↓↓↓
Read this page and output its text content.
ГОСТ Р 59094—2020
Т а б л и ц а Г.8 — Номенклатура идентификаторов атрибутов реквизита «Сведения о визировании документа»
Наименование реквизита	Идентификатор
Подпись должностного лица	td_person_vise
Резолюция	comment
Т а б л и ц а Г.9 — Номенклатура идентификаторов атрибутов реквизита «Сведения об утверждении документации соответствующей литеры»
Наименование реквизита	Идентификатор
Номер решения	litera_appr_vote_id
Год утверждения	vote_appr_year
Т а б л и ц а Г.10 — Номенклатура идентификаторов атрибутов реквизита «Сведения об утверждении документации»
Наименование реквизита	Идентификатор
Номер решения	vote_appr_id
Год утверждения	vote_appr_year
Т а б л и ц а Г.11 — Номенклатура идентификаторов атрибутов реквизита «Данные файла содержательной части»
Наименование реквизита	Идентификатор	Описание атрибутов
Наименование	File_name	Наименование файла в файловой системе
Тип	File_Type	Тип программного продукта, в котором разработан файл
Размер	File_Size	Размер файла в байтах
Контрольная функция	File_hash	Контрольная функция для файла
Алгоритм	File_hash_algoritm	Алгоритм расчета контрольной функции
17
↑↑↑
» **Directions**
Transcribe the material above in its entirety. Match it exactly.

» **Output of the task**
Read this page and output its text content.
ГОСТ Р 59094—2020
Т а б л и ц а Г.8 — Номенклатура идентификаторов атрибутов реквизита «Сведения о визировании документа»
Наименование реквизита	Идентификатор
Подпись должностного лица	td_person_vise
Резолюция	comment
Т а б л и ц а Г.9 — Номенклатура идентификаторов атрибутов реквизита «Сведения об утверждении документации соответствующей литеры»
Наименование реквизита	Идентификатор
Номер решения	litera_appr_vote_id
Год утверждения	vote_appr_year
Т а б л и ц а Г.10 — Номенклатура идентификаторов атрибутов реквизита «Сведения об утверждении документации»
Наименование реквизита	Идентификатор
Номер решения	vote_appr_id
Год утверждения	vote_appr_year
Т а б л и ц а Г.11 — Номенклатура идентификаторов атрибутов реквизита «Данные файла содержательной части»
Наименование реквизита	Идентификатор	Описание атрибутов
Наименование	File_name	Наименование файла в файловой системе
Тип	File_Type	Тип программного продукта, в котором разработан файл
Размер	File_Size	Размер файла в байтах
Контрольная функция	File_hash	Контрольная функция для файла
Алгоритм	File_hash_algoritm	Алгоритм расчета контрольной функции
17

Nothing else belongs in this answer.